- Task to complete
Output every entry exactly as written.

Excerpts from a figure dataset
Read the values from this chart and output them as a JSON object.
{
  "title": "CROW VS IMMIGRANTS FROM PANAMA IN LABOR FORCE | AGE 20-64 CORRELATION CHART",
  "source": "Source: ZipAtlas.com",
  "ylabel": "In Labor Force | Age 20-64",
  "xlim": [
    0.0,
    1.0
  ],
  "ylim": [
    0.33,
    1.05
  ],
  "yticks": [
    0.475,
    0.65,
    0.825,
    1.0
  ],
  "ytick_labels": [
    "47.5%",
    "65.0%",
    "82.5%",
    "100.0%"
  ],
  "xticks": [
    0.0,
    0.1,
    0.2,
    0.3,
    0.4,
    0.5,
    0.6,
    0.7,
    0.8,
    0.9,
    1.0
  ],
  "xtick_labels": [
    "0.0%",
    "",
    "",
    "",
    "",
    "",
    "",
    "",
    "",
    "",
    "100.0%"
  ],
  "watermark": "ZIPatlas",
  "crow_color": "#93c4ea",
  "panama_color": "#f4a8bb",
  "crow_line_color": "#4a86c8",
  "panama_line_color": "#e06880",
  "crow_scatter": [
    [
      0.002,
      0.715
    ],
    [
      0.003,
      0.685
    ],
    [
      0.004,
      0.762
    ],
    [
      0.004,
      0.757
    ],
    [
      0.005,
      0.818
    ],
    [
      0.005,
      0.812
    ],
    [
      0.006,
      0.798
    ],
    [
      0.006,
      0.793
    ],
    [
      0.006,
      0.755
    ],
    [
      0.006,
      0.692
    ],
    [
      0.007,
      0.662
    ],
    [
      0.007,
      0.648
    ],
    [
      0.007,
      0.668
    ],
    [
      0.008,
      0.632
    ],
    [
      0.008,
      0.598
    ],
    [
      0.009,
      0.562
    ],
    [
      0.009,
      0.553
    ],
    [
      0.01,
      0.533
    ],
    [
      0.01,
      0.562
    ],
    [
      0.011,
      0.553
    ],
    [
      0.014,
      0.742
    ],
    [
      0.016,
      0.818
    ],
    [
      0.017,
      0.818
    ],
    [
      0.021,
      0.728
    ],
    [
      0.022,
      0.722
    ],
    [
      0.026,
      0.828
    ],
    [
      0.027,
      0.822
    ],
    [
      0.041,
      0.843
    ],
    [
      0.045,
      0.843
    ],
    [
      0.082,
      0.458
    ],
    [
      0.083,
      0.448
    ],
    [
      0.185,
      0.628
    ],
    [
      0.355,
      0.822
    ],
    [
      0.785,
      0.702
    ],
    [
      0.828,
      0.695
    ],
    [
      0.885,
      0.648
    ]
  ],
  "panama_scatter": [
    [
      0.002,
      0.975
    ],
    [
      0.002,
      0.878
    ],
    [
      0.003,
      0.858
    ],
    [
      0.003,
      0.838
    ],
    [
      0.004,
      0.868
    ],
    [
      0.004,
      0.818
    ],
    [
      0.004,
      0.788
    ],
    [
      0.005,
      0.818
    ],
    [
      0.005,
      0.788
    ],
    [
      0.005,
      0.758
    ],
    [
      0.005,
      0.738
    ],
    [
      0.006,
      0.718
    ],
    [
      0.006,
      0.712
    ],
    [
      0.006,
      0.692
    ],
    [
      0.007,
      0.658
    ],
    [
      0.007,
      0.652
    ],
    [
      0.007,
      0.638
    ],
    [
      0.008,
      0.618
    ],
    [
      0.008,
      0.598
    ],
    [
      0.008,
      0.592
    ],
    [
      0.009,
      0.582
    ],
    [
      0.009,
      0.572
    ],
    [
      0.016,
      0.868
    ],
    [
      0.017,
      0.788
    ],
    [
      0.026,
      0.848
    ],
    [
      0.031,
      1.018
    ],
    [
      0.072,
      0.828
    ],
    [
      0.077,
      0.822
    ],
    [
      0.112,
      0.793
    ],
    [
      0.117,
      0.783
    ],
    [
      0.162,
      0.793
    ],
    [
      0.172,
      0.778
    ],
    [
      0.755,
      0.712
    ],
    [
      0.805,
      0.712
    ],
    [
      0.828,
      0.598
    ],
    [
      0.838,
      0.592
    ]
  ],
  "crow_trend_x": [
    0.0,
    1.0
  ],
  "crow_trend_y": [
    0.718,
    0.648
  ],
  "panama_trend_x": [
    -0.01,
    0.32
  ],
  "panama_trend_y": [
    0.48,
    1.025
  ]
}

- The response
Read the values from this chart and output them as a JSON object.
{
  "title": "CROW VS IMMIGRANTS FROM PANAMA IN LABOR FORCE | AGE 20-64 CORRELATION CHART",
  "source": "Source: ZipAtlas.com",
  "ylabel": "In Labor Force | Age 20-64",
  "xlim": [
    0.0,
    1.0
  ],
  "ylim": [
    0.33,
    1.05
  ],
  "yticks": [
    0.475,
    0.65,
    0.825,
    1.0
  ],
  "ytick_labels": [
    "47.5%",
    "65.0%",
    "82.5%",
    "100.0%"
  ],
  "xticks": [
    0.0,
    0.1,
    0.2,
    0.3,
    0.4,
    0.5,
    0.6,
    0.7,
    0.8,
    0.9,
    1.0
  ],
  "xtick_labels": [
    "0.0%",
    "",
    "",
    "",
    "",
    "",
    "",
    "",
    "",
    "",
    "100.0%"
  ],
  "watermark": "ZIPatlas",
  "crow_color": "#93c4ea",
  "panama_color": "#f4a8bb",
  "crow_line_color": "#4a86c8",
  "panama_line_color": "#e06880",
  "crow_scatter": [
    [
      0.002,
      0.715
    ],
    [
      0.003,
      0.685
    ],
    [
      0.004,
      0.762
    ],
    [
      0.004,
      0.757
    ],
    [
      0.005,
      0.818
    ],
    [
      0.005,
      0.812
    ],
    [
      0.006,
      0.798
    ],
    [
      0.006,
      0.793
    ],
    [
      0.006,
      0.755
    ],
    [
      0.006,
      0.692
    ],
    [
      0.007,
      0.662
    ],
    [
      0.007,
      0.648
    ],
    [
      0.007,
      0.668
    ],
    [
      0.008,
      0.632
    ],
    [
      0.008,
      0.598
    ],
    [
      0.009,
      0.562
    ],
    [
      0.009,
      0.553
    ],
    [
      0.01,
      0.533
    ],
    [
      0.01,
      0.562
    ],
    [
      0.011,
      0.553
    ],
    [
      0.014,
      0.742
    ],
    [
      0.016,
      0.818
    ],
    [
      0.017,
      0.818
    ],
    [
      0.021,
      0.728
    ],
    [
      0.022,
      0.722
    ],
    [
      0.026,
      0.828
    ],
    [
      0.027,
      0.822
    ],
    [
      0.041,
      0.843
    ],
    [
      0.045,
      0.843
    ],
    [
      0.082,
      0.458
    ],
    [
      0.083,
      0.448
    ],
    [
      0.185,
      0.628
    ],
    [
      0.355,
      0.822
    ],
    [
      0.785,
      0.702
    ],
    [
      0.828,
      0.695
    ],
    [
      0.885,
      0.648
    ]
  ],
  "panama_scatter": [
    [
      0.002,
      0.975
    ],
    [
      0.002,
      0.878
    ],
    [
      0.003,
      0.858
    ],
    [
      0.003,
      0.838
    ],
    [
      0.004,
      0.868
    ],
    [
      0.004,
      0.818
    ],
    [
      0.004,
      0.788
    ],
    [
      0.005,
      0.818
    ],
    [
      0.005,
      0.788
    ],
    [
      0.005,
      0.758
    ],
    [
      0.005,
      0.738
    ],
    [
      0.006,
      0.718
    ],
    [
      0.006,
      0.712
    ],
    [
      0.006,
      0.692
    ],
    [
      0.007,
      0.658
    ],
    [
      0.007,
      0.652
    ],
    [
      0.007,
      0.638
    ],
    [
      0.008,
      0.618
    ],
    [
      0.008,
      0.598
    ],
    [
      0.008,
      0.592
    ],
    [
      0.009,
      0.582
    ],
    [
      0.009,
      0.572
    ],
    [
      0.016,
      0.868
    ],
    [
      0.017,
      0.788
    ],
    [
      0.026,
      0.848
    ],
    [
      0.031,
      1.018
    ],
    [
      0.072,
      0.828
    ],
    [
      0.077,
      0.822
    ],
    [
      0.112,
      0.793
    ],
    [
      0.117,
      0.783
    ],
    [
      0.162,
      0.793
    ],
    [
      0.172,
      0.778
    ],
    [
      0.755,
      0.712
    ],
    [
      0.805,
      0.712
    ],
    [
      0.828,
      0.598
    ],
    [
      0.838,
      0.592
    ]
  ],
  "crow_trend_x": [
    0.0,
    1.0
  ],
  "crow_trend_y": [
    0.718,
    0.648
  ],
  "panama_trend_x": [
    -0.01,
    0.32
  ],
  "panama_trend_y": [
    0.48,
    1.025
  ]
}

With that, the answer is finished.